▶ _The task_:
Look through the listing and locate every line containing the word "Extracting"; copy those lines.

──────────────────────────────

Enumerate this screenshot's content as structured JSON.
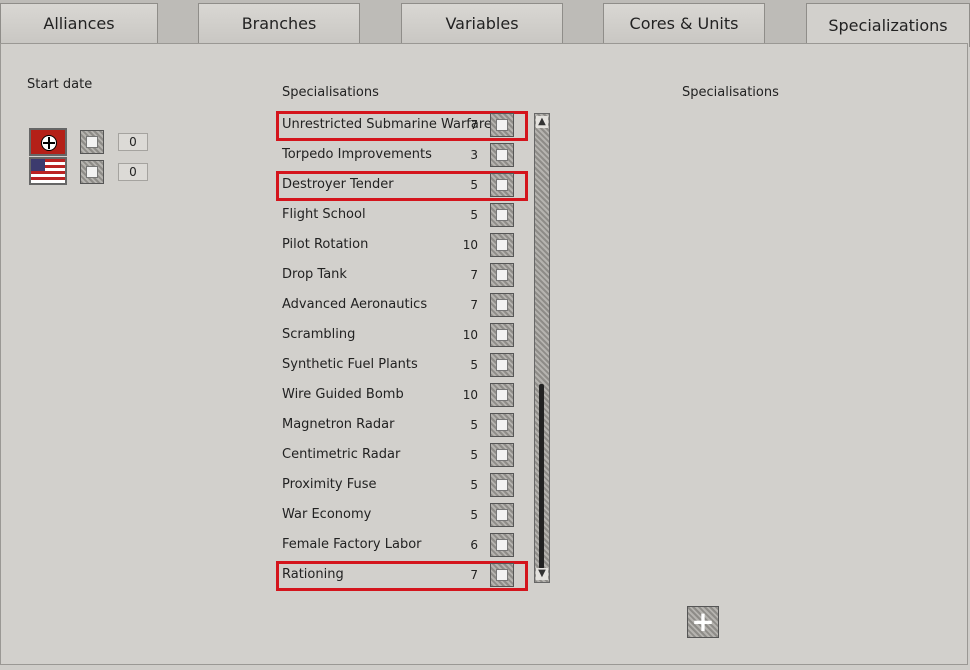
{
  "tabs": [
    {
      "label": "Alliances"
    },
    {
      "label": "Branches"
    },
    {
      "label": "Variables"
    },
    {
      "label": "Cores & Units"
    },
    {
      "label": "Specializations"
    }
  ],
  "left": {
    "start_date_label": "Start date",
    "factions": [
      {
        "flag": "germany-flag-icon",
        "value": "0"
      },
      {
        "flag": "usa-flag-icon",
        "value": "0"
      }
    ]
  },
  "middle": {
    "title": "Specialisations",
    "items": [
      {
        "name": "Unrestricted Submarine Warfare",
        "cost": "7",
        "highlighted": true
      },
      {
        "name": "Torpedo Improvements",
        "cost": "3",
        "highlighted": false
      },
      {
        "name": "Destroyer Tender",
        "cost": "5",
        "highlighted": true
      },
      {
        "name": "Flight School",
        "cost": "5",
        "highlighted": false
      },
      {
        "name": "Pilot Rotation",
        "cost": "10",
        "highlighted": false
      },
      {
        "name": "Drop Tank",
        "cost": "7",
        "highlighted": false
      },
      {
        "name": "Advanced Aeronautics",
        "cost": "7",
        "highlighted": false
      },
      {
        "name": "Scrambling",
        "cost": "10",
        "highlighted": false
      },
      {
        "name": "Synthetic Fuel Plants",
        "cost": "5",
        "highlighted": false
      },
      {
        "name": "Wire Guided Bomb",
        "cost": "10",
        "highlighted": false
      },
      {
        "name": "Magnetron Radar",
        "cost": "5",
        "highlighted": false
      },
      {
        "name": "Centimetric Radar",
        "cost": "5",
        "highlighted": false
      },
      {
        "name": "Proximity Fuse",
        "cost": "5",
        "highlighted": false
      },
      {
        "name": "War Economy",
        "cost": "5",
        "highlighted": false
      },
      {
        "name": "Female Factory Labor",
        "cost": "6",
        "highlighted": false
      },
      {
        "name": "Rationing",
        "cost": "7",
        "highlighted": true
      }
    ]
  },
  "right": {
    "title": "Specialisations",
    "add_icon": "plus-icon"
  },
  "colors": {
    "highlight": "#d4141c",
    "panel": "#d2d0cc"
  }
}
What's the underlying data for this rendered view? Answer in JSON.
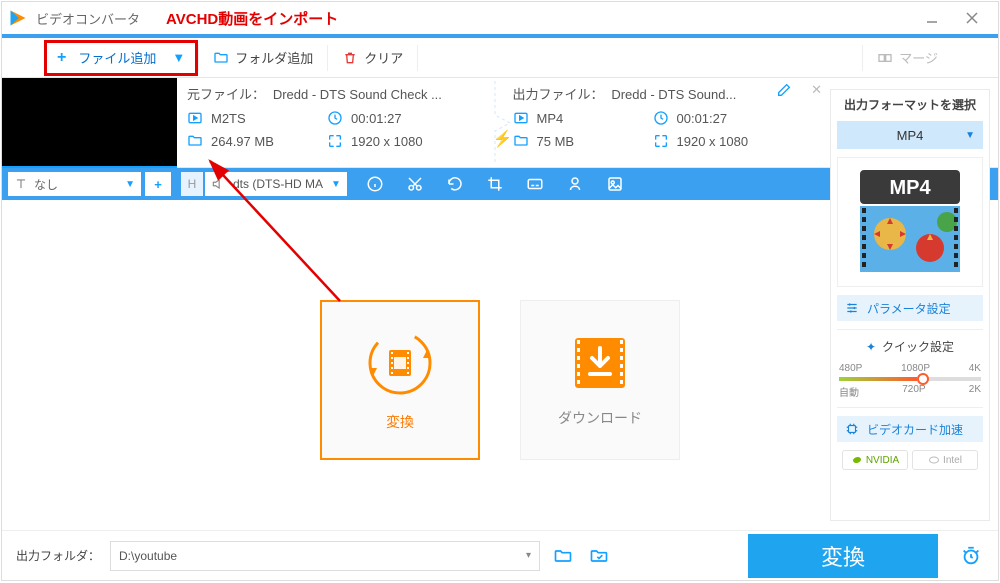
{
  "title": {
    "app": "ビデオコンバータ",
    "annotation": "AVCHD動画をインポート"
  },
  "toolbar": {
    "add_file": "ファイル追加",
    "add_folder": "フォルダ追加",
    "clear": "クリア",
    "merge": "マージ"
  },
  "file": {
    "source": {
      "title_label": "元ファイル：",
      "title": "Dredd - DTS Sound Check ...",
      "format": "M2TS",
      "duration": "00:01:27",
      "size": "264.97 MB",
      "resolution": "1920 x 1080"
    },
    "output": {
      "title_label": "出力ファイル：",
      "title": "Dredd - DTS Sound...",
      "format": "MP4",
      "duration": "00:01:27",
      "size": "75 MB",
      "resolution": "1920 x 1080"
    }
  },
  "editbar": {
    "subtitle_label": "なし",
    "audio_track": "dts (DTS-HD MA"
  },
  "center": {
    "convert": "変換",
    "download": "ダウンロード"
  },
  "right": {
    "title": "出力フォーマットを選択",
    "format": "MP4",
    "thumb_label": "MP4",
    "params": "パラメータ設定",
    "quick": "クイック設定",
    "slider": {
      "p1": "480P",
      "p2": "1080P",
      "p3": "4K",
      "a": "自動",
      "b": "720P",
      "c": "2K"
    },
    "gpu": "ビデオカード加速",
    "vendor_nv": "NVIDIA",
    "vendor_intel": "Intel"
  },
  "bottom": {
    "label": "出力フォルダ：",
    "path": "D:\\youtube",
    "convert": "変換"
  }
}
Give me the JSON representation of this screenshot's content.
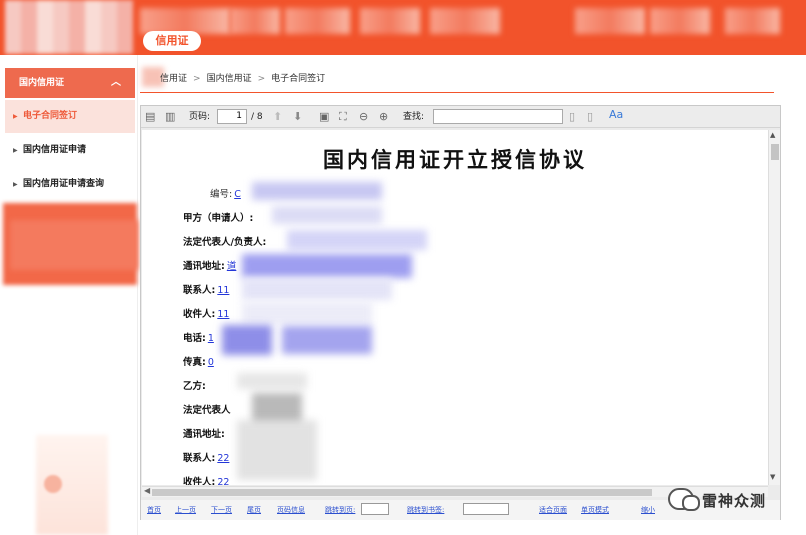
{
  "header": {
    "active_tab": "信用证"
  },
  "sidebar": {
    "group_label": "国内信用证",
    "items": [
      {
        "label": "电子合同签订",
        "active": true
      },
      {
        "label": "国内信用证申请",
        "active": false
      },
      {
        "label": "国内信用证申请查询",
        "active": false
      }
    ]
  },
  "breadcrumb": [
    "信用证",
    "国内信用证",
    "电子合同签订"
  ],
  "pdf_toolbar": {
    "page_label": "页码:",
    "page_value": "1",
    "page_total": "/ 8",
    "find_label": "查找:",
    "font_label": "Aa"
  },
  "document": {
    "title": "国内信用证开立授信协议",
    "fields": [
      {
        "label": "编号:",
        "value": "C"
      },
      {
        "label": "甲方（申请人）:",
        "value": ""
      },
      {
        "label": "法定代表人/负责人:",
        "value": ""
      },
      {
        "label": "通讯地址:",
        "value": "道"
      },
      {
        "label": "联系人:",
        "value": "11"
      },
      {
        "label": "收件人:",
        "value": "11"
      },
      {
        "label": "电话:",
        "value": "1"
      },
      {
        "label": "传真:",
        "value": "0"
      },
      {
        "label": "乙方:",
        "value": ""
      },
      {
        "label": "法定代表人",
        "value": ""
      },
      {
        "label": "通讯地址:",
        "value": ""
      },
      {
        "label": "联系人:",
        "value": "22"
      },
      {
        "label": "收件人:",
        "value": "22"
      }
    ]
  },
  "pager": {
    "first": "首页",
    "prev": "上一页",
    "next": "下一页",
    "last": "尾页",
    "page_info": "页码信息",
    "goto_page": "跳转到页:",
    "goto_bookmark": "跳转到书签:",
    "fit_page": "适合页面",
    "single_page": "单页模式",
    "zoom_out": "缩小"
  },
  "watermark": {
    "text": "雷神众测"
  },
  "colors": {
    "brand": "#f2532b",
    "link": "#2336d8"
  }
}
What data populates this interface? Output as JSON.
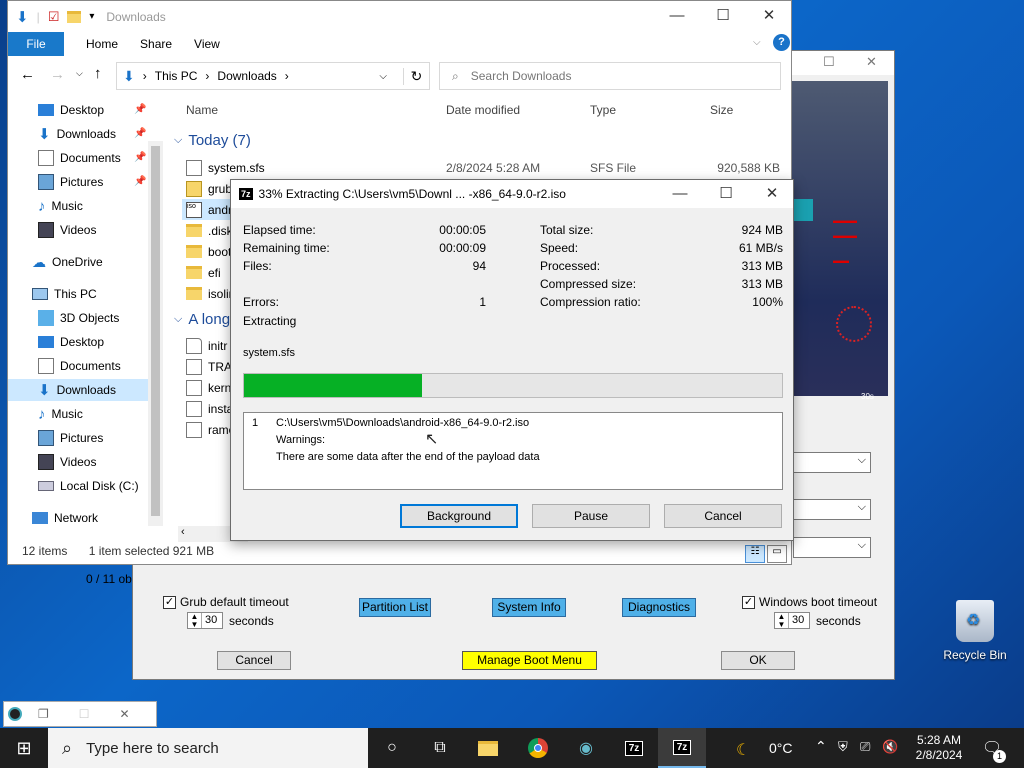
{
  "colors": {
    "accent": "#1979ca",
    "progress": "#06b025",
    "selection": "#cce8ff",
    "taskbar": "#1f1f1f"
  },
  "explorer": {
    "title": "Downloads",
    "ribbon": {
      "file": "File",
      "home": "Home",
      "share": "Share",
      "view": "View"
    },
    "address": {
      "this_pc": "This PC",
      "folder": "Downloads"
    },
    "search_placeholder": "Search Downloads",
    "nav": {
      "desktop": "Desktop",
      "downloads": "Downloads",
      "documents": "Documents",
      "pictures": "Pictures",
      "music": "Music",
      "videos": "Videos",
      "onedrive": "OneDrive",
      "this_pc": "This PC",
      "objects3d": "3D Objects",
      "pc_desktop": "Desktop",
      "pc_documents": "Documents",
      "pc_downloads": "Downloads",
      "pc_music": "Music",
      "pc_pictures": "Pictures",
      "pc_videos": "Videos",
      "local_disk": "Local Disk (C:)",
      "network": "Network"
    },
    "columns": {
      "name": "Name",
      "date": "Date modified",
      "type": "Type",
      "size": "Size"
    },
    "groups": {
      "today": "Today (7)",
      "long_ago": "A long"
    },
    "files": [
      {
        "name": "system.sfs",
        "date": "2/8/2024 5:28 AM",
        "type": "SFS File",
        "size": "920,588 KB"
      },
      {
        "name": "grub",
        "date": "",
        "type": "",
        "size": ""
      },
      {
        "name": "andr",
        "date": "",
        "type": "",
        "size": ""
      },
      {
        "name": ".disk",
        "date": "",
        "type": "",
        "size": ""
      },
      {
        "name": "boot",
        "date": "",
        "type": "",
        "size": ""
      },
      {
        "name": "efi",
        "date": "",
        "type": "",
        "size": ""
      },
      {
        "name": "isolin",
        "date": "",
        "type": "",
        "size": ""
      }
    ],
    "old_files": [
      "initr",
      "TRAN",
      "kern",
      "insta",
      "ramo"
    ],
    "status": {
      "count": "12 items",
      "selected": "1 item selected  921 MB"
    }
  },
  "extract": {
    "title": "33% Extracting C:\\Users\\vm5\\Downl ... -x86_64-9.0-r2.iso",
    "left": [
      {
        "label": "Elapsed time:",
        "value": "00:00:05"
      },
      {
        "label": "Remaining time:",
        "value": "00:00:09"
      },
      {
        "label": "Files:",
        "value": "94"
      }
    ],
    "errors_label": "Errors:",
    "errors_value": "1",
    "right": [
      {
        "label": "Total size:",
        "value": "924 MB"
      },
      {
        "label": "Speed:",
        "value": "61 MB/s"
      },
      {
        "label": "Processed:",
        "value": "313 MB"
      },
      {
        "label": "Compressed size:",
        "value": "313 MB"
      },
      {
        "label": "Compression ratio:",
        "value": "100%"
      }
    ],
    "action": "Extracting",
    "current_file": "system.sfs",
    "progress": 0.33,
    "message": {
      "index": "1",
      "path": "C:\\Users\\vm5\\Downloads\\android-x86_64-9.0-r2.iso",
      "warn": "Warnings:",
      "text": "There are some data after the end of the payload data"
    },
    "buttons": {
      "background": "Background",
      "pause": "Pause",
      "cancel": "Cancel"
    }
  },
  "boot": {
    "counter": "0 / 11 ob",
    "preview_time": "30s",
    "grub_timeout_label": "Grub default timeout",
    "win_timeout_label": "Windows boot timeout",
    "grub_seconds": "30",
    "win_seconds": "30",
    "seconds": "seconds",
    "partition": "Partition List",
    "sysinfo": "System Info",
    "diagnostics": "Diagnostics",
    "cancel": "Cancel",
    "manage": "Manage Boot Menu",
    "ok": "OK"
  },
  "desktop": {
    "recycle_bin": "Recycle Bin"
  },
  "taskbar": {
    "search_placeholder": "Type here to search",
    "temp": "0°C",
    "time": "5:28 AM",
    "date": "2/8/2024",
    "notif_count": "1"
  }
}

──────────────────────────────

▶ _Solved problem_:
    "title": "33% Extracting C:\\Users\\vm5\\Downl ... -x86_64-9.0-r2.iso",
    "action": "Extracting",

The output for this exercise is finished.